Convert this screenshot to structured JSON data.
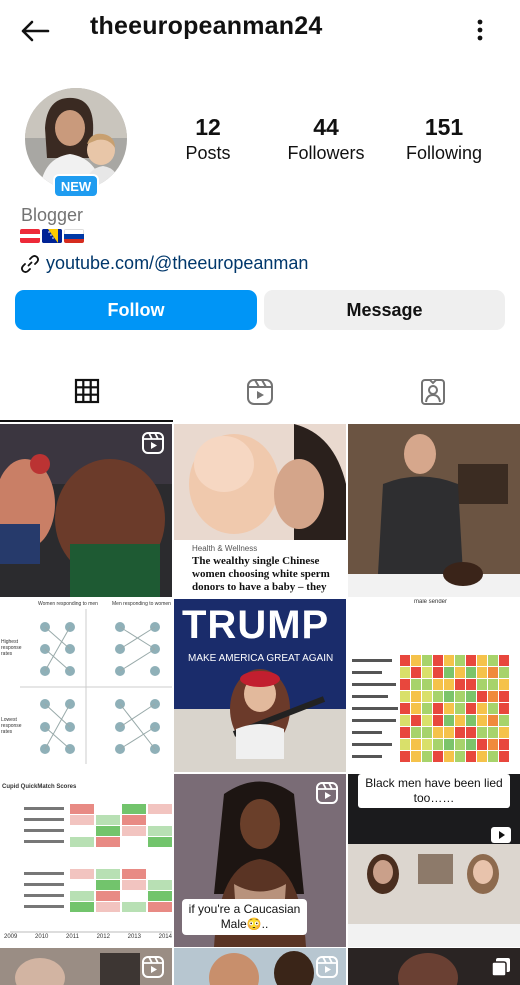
{
  "header": {
    "username": "theeuropeanman24",
    "back_icon": "arrow-left-icon",
    "more_icon": "more-vertical-icon"
  },
  "profile": {
    "badge": "NEW",
    "stats": [
      {
        "value": "12",
        "label": "Posts"
      },
      {
        "value": "44",
        "label": "Followers"
      },
      {
        "value": "151",
        "label": "Following"
      }
    ],
    "category": "Blogger",
    "flags": [
      "austria-flag",
      "bosnia-flag",
      "russia-flag"
    ],
    "link": "youtube.com/@theeuropeanman"
  },
  "actions": {
    "follow": "Follow",
    "message": "Message"
  },
  "tabs": [
    {
      "icon": "grid-icon",
      "active": true
    },
    {
      "icon": "reels-icon",
      "active": false
    },
    {
      "icon": "tagged-icon",
      "active": false
    }
  ],
  "posts": {
    "p2_category": "Health & Wellness",
    "p2_headline": "The wealthy single Chinese women choosing white sperm donors to have a baby – they",
    "p4_left_header": "Women responding to men",
    "p4_right_header": "Men responding to women",
    "p4_row1": "Highest response rates",
    "p4_row2": "Lowest response rates",
    "p5_banner": "TRUMP",
    "p5_sub": "MAKE AMERICA GREAT AGAIN",
    "p6_title": "male sender",
    "p7_title": "Cupid QuickMatch Scores",
    "p7_years": [
      "2009",
      "2010",
      "2011",
      "2012",
      "2013",
      "2014"
    ],
    "p8_caption": "if you're a Caucasian Male😳..",
    "p9_caption": "Black men have been lied too……"
  },
  "colors": {
    "accent": "#0095f6",
    "badge": "#1f9cf0",
    "link": "#00376b",
    "muted": "#737373"
  }
}
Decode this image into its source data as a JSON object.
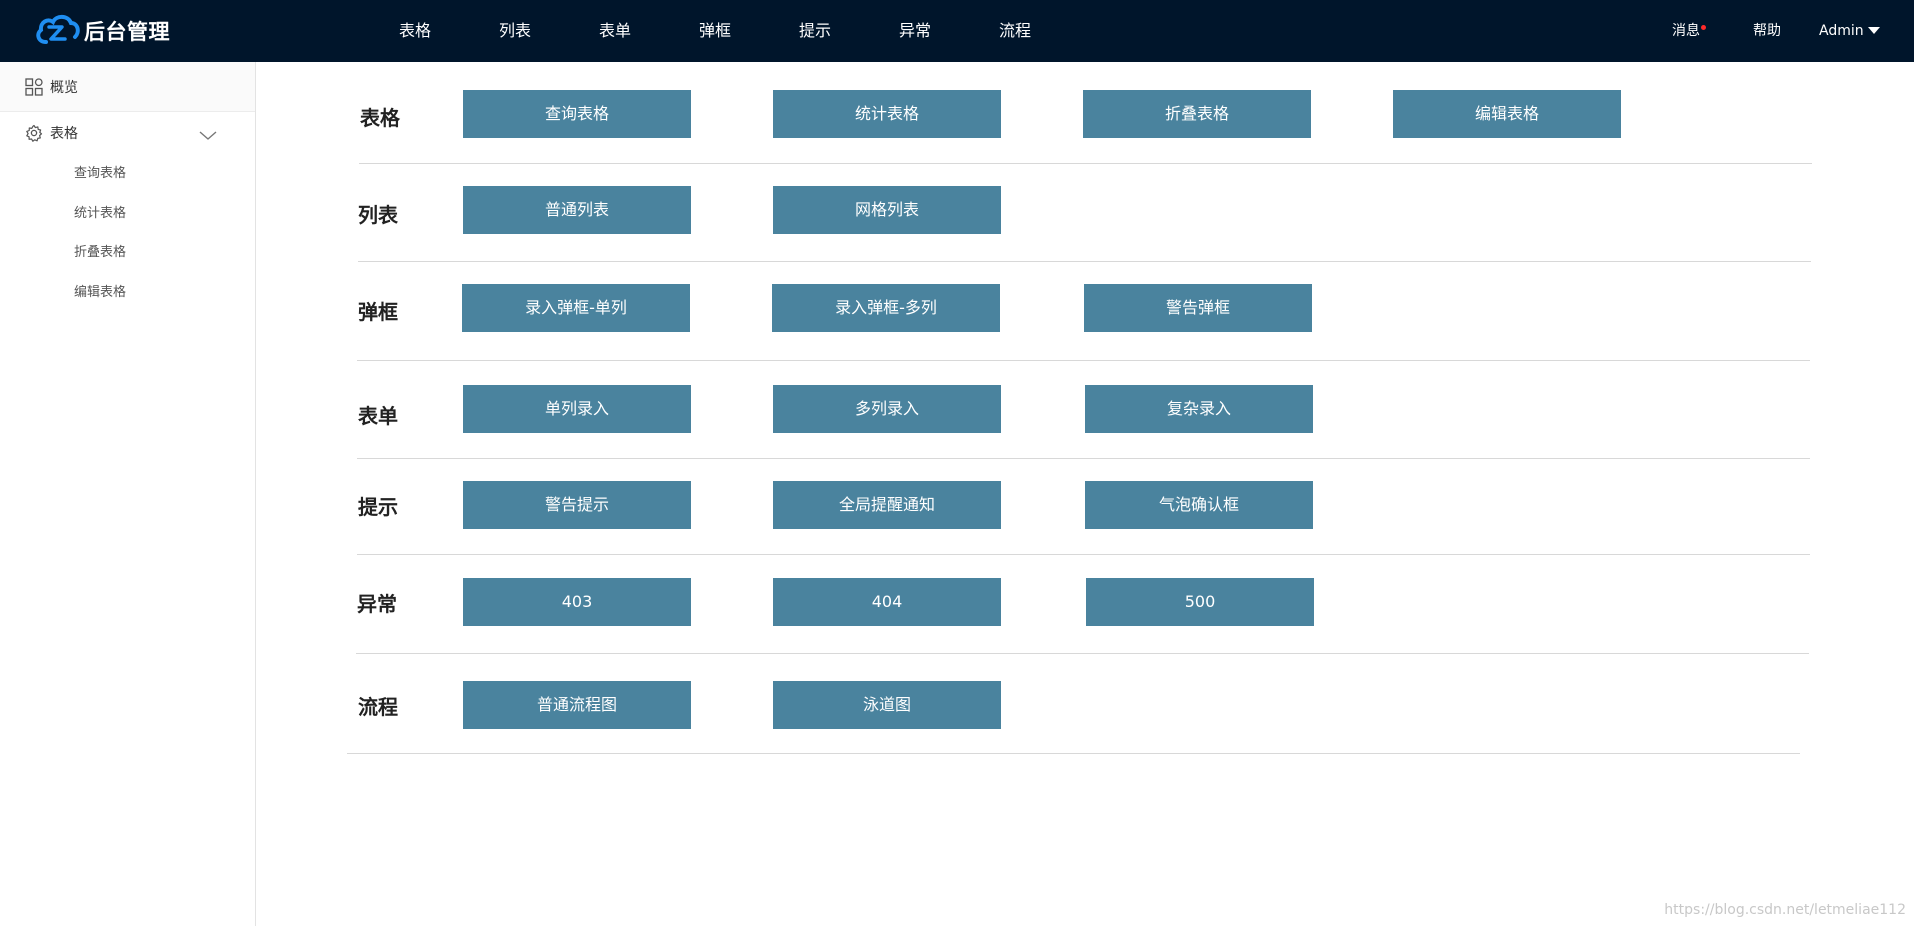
{
  "header": {
    "logo_text": "后台管理",
    "nav": [
      "表格",
      "列表",
      "表单",
      "弹框",
      "提示",
      "异常",
      "流程"
    ],
    "messages_label": "消息",
    "help_label": "帮助",
    "user_label": "Admin",
    "background": "#00152b",
    "logo_color": "#1f8ef1",
    "dot_color": "#ff2a2a"
  },
  "sidebar": {
    "overview_label": "概览",
    "tables_label": "表格",
    "sub_items": [
      "查询表格",
      "统计表格",
      "折叠表格",
      "编辑表格"
    ]
  },
  "main": {
    "button_color": "#4a839e",
    "sections": [
      {
        "title": "表格",
        "buttons": [
          "查询表格",
          "统计表格",
          "折叠表格",
          "编辑表格"
        ]
      },
      {
        "title": "列表",
        "buttons": [
          "普通列表",
          "网格列表"
        ]
      },
      {
        "title": "弹框",
        "buttons": [
          "录入弹框-单列",
          "录入弹框-多列",
          "警告弹框"
        ]
      },
      {
        "title": "表单",
        "buttons": [
          "单列录入",
          "多列录入",
          "复杂录入"
        ]
      },
      {
        "title": "提示",
        "buttons": [
          "警告提示",
          "全局提醒通知",
          "气泡确认框"
        ]
      },
      {
        "title": "异常",
        "buttons": [
          "403",
          "404",
          "500"
        ]
      },
      {
        "title": "流程",
        "buttons": [
          "普通流程图",
          "泳道图"
        ]
      }
    ]
  },
  "watermark": "https://blog.csdn.net/letmeliae112"
}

#####

Copy every record above exactly, leaving out the pictures.

* **THE SOLUTION**:
Convert this screenshot to structured JSON data.
{
  "header": {
    "username": "theeuropeanman24",
    "back_icon": "arrow-left-icon",
    "more_icon": "more-vertical-icon"
  },
  "profile": {
    "badge": "NEW",
    "stats": [
      {
        "value": "12",
        "label": "Posts"
      },
      {
        "value": "44",
        "label": "Followers"
      },
      {
        "value": "151",
        "label": "Following"
      }
    ],
    "category": "Blogger",
    "flags": [
      "austria-flag",
      "bosnia-flag",
      "russia-flag"
    ],
    "link": "youtube.com/@theeuropeanman"
  },
  "actions": {
    "follow": "Follow",
    "message": "Message"
  },
  "tabs": [
    {
      "icon": "grid-icon",
      "active": true
    },
    {
      "icon": "reels-icon",
      "active": false
    },
    {
      "icon": "tagged-icon",
      "active": false
    }
  ],
  "posts": {
    "p2_category": "Health & Wellness",
    "p2_headline": "The wealthy single Chinese women choosing white sperm donors to have a baby – they",
    "p4_left_header": "Women responding to men",
    "p4_right_header": "Men responding to women",
    "p4_row1": "Highest response rates",
    "p4_row2": "Lowest response rates",
    "p5_banner": "TRUMP",
    "p5_sub": "MAKE AMERICA GREAT AGAIN",
    "p6_title": "male sender",
    "p7_title": "Cupid QuickMatch Scores",
    "p7_years": [
      "2009",
      "2010",
      "2011",
      "2012",
      "2013",
      "2014"
    ],
    "p8_caption": "if you're a Caucasian Male😳..",
    "p9_caption": "Black men have been lied too……"
  },
  "colors": {
    "accent": "#0095f6",
    "badge": "#1f9cf0",
    "link": "#00376b",
    "muted": "#737373"
  }
}
Decode this image into its source data as a JSON object.
{
  "header": {
    "logo_text": "后台管理",
    "nav": [
      "表格",
      "列表",
      "表单",
      "弹框",
      "提示",
      "异常",
      "流程"
    ],
    "messages_label": "消息",
    "help_label": "帮助",
    "user_label": "Admin",
    "background": "#00152b",
    "logo_color": "#1f8ef1",
    "dot_color": "#ff2a2a"
  },
  "sidebar": {
    "overview_label": "概览",
    "tables_label": "表格",
    "sub_items": [
      "查询表格",
      "统计表格",
      "折叠表格",
      "编辑表格"
    ]
  },
  "main": {
    "button_color": "#4a839e",
    "sections": [
      {
        "title": "表格",
        "buttons": [
          "查询表格",
          "统计表格",
          "折叠表格",
          "编辑表格"
        ]
      },
      {
        "title": "列表",
        "buttons": [
          "普通列表",
          "网格列表"
        ]
      },
      {
        "title": "弹框",
        "buttons": [
          "录入弹框-单列",
          "录入弹框-多列",
          "警告弹框"
        ]
      },
      {
        "title": "表单",
        "buttons": [
          "单列录入",
          "多列录入",
          "复杂录入"
        ]
      },
      {
        "title": "提示",
        "buttons": [
          "警告提示",
          "全局提醒通知",
          "气泡确认框"
        ]
      },
      {
        "title": "异常",
        "buttons": [
          "403",
          "404",
          "500"
        ]
      },
      {
        "title": "流程",
        "buttons": [
          "普通流程图",
          "泳道图"
        ]
      }
    ]
  },
  "watermark": "https://blog.csdn.net/letmeliae112"
}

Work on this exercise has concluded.